* Provided material:
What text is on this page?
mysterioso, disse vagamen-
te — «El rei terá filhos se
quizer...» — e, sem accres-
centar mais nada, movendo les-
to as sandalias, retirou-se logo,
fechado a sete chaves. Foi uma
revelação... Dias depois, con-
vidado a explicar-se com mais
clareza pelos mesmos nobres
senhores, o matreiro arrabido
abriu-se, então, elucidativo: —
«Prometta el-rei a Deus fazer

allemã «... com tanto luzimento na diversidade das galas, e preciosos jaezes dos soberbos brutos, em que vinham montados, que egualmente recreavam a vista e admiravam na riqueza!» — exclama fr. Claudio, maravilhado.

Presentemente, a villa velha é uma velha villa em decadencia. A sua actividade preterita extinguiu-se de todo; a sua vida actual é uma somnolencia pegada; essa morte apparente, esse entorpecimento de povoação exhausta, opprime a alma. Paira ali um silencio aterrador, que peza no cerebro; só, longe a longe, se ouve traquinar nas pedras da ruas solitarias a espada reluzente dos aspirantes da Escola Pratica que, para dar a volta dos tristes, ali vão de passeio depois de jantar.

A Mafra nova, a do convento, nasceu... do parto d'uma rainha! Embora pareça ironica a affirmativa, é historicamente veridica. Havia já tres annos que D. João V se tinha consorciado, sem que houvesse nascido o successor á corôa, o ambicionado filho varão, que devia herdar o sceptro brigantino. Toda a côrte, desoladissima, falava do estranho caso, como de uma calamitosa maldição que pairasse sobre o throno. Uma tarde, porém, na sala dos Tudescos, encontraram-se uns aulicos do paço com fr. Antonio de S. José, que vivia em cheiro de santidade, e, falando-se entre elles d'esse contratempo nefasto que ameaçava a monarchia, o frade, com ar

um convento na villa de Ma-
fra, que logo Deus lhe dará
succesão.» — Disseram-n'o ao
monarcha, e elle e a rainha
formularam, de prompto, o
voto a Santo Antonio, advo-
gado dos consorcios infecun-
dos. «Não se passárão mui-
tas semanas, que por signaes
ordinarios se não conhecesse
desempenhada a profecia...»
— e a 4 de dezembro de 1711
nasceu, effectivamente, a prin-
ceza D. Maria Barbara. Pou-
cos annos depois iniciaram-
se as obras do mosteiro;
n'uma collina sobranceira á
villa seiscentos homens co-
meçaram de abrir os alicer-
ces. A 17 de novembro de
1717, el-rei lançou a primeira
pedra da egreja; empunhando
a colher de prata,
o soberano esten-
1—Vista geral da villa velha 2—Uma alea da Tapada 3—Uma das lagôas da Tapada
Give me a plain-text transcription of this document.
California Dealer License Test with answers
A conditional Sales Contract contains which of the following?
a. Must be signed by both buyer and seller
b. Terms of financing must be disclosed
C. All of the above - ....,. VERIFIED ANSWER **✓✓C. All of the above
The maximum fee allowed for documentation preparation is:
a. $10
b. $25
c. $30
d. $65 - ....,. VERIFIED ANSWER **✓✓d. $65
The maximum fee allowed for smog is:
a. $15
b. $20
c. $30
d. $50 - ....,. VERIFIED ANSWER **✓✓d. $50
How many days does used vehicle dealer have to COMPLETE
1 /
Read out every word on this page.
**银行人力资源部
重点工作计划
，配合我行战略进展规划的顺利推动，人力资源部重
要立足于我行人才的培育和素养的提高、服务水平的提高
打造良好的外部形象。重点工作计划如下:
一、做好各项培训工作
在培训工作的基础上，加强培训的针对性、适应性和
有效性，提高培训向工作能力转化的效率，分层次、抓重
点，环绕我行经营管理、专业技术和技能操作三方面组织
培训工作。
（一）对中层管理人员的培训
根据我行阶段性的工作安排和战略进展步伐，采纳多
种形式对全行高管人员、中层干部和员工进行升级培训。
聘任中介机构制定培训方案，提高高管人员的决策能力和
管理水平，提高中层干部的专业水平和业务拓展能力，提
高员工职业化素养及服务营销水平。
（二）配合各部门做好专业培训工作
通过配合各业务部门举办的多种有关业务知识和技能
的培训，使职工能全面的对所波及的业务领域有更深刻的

* What is asked: Extract all lines as given.

* Output below:
What text is on this page?
mysterioso, disse vagamen-
te — «El rei terá filhos se
quizer...» — e, sem accres-
centar mais nada, movendo les-
to as sandalias, retirou-se logo,
fechado a sete chaves. Foi uma
revelação... Dias depois, con-
vidado a explicar-se com mais
clareza pelos mesmos nobres
senhores, o matreiro arrabido
abriu-se, então, elucidativo: —
«Prometta el-rei a Deus fazer

allemã «... com tanto luzimento na diversidade das galas, e preciosos jaezes dos soberbos brutos, em que vinham montados, que egualmente recreavam a vista e admiravam na riqueza!» — exclama fr. Claudio, maravilhado.

Presentemente, a villa velha é uma velha villa em decadencia. A sua actividade preterita extinguiu-se de todo; a sua vida actual é uma somnolencia pegada; essa morte apparente, esse entorpecimento de povoação exhausta, opprime a alma. Paira ali um silencio aterrador, que peza no cerebro; só, longe a longe, se ouve traquinar nas pedras da ruas solitarias a espada reluzente dos aspirantes da Escola Pratica que, para dar a volta dos tristes, ali vão de passeio depois de jantar.

A Mafra nova, a do convento, nasceu... do parto d'uma rainha! Embora pareça ironica a affirmativa, é historicamente veridica. Havia já tres annos que D. João V se tinha consorciado, sem que houvesse nascido o successor á corôa, o ambicionado filho varão, que devia herdar o sceptro brigantino. Toda a côrte, desoladissima, falava do estranho caso, como de uma calamitosa maldição que pairasse sobre o throno. Uma tarde, porém, na sala dos Tudescos, encontraram-se uns aulicos do paço com fr. Antonio de S. José, que vivia em cheiro de santidade, e, falando-se entre elles d'esse contratempo nefasto que ameaçava a monarchia, o frade, com ar

um convento na villa de Ma-
fra, que logo Deus lhe dará
succesão.» — Disseram-n'o ao
monarcha, e elle e a rainha
formularam, de prompto, o
voto a Santo Antonio, advo-
gado dos consorcios infecun-
dos. «Não se passárão mui-
tas semanas, que por signaes
ordinarios se não conhecesse
desempenhada a profecia...»
— e a 4 de dezembro de 1711
nasceu, effectivamente, a prin-
ceza D. Maria Barbara. Pou-
cos annos depois iniciaram-
se as obras do mosteiro;
n'uma collina sobranceira á
villa seiscentos homens co-
meçaram de abrir os alicer-
ces. A 17 de novembro de
1717, el-rei lançou a primeira
pedra da egreja; empunhando
a colher de prata,
o soberano esten-
1—Vista geral da villa velha 2—Uma alea da Tapada 3—Uma das lagôas da Tapada
Give me a plain-text transcription of this document.
California Dealer License Test with answers
A conditional Sales Contract contains which of the following?
a. Must be signed by both buyer and seller
b. Terms of financing must be disclosed
C. All of the above - ....,. VERIFIED ANSWER **✓✓C. All of the above
The maximum fee allowed for documentation preparation is:
a. $10
b. $25
c. $30
d. $65 - ....,. VERIFIED ANSWER **✓✓d. $65
The maximum fee allowed for smog is:
a. $15
b. $20
c. $30
d. $50 - ....,. VERIFIED ANSWER **✓✓d. $50
How many days does used vehicle dealer have to COMPLETE
1 /
Read out every word on this page.
**银行人力资源部
重点工作计划
，配合我行战略进展规划的顺利推动，人力资源部重
要立足于我行人才的培育和素养的提高、服务水平的提高
打造良好的外部形象。重点工作计划如下:
一、做好各项培训工作
在培训工作的基础上，加强培训的针对性、适应性和
有效性，提高培训向工作能力转化的效率，分层次、抓重
点，环绕我行经营管理、专业技术和技能操作三方面组织
培训工作。
（一）对中层管理人员的培训
根据我行阶段性的工作安排和战略进展步伐，采纳多
种形式对全行高管人员、中层干部和员工进行升级培训。
聘任中介机构制定培训方案，提高高管人员的决策能力和
管理水平，提高中层干部的专业水平和业务拓展能力，提
高员工职业化素养及服务营销水平。
（二）配合各部门做好专业培训工作
通过配合各业务部门举办的多种有关业务知识和技能
的培训，使职工能全面的对所波及的业务领域有更深刻的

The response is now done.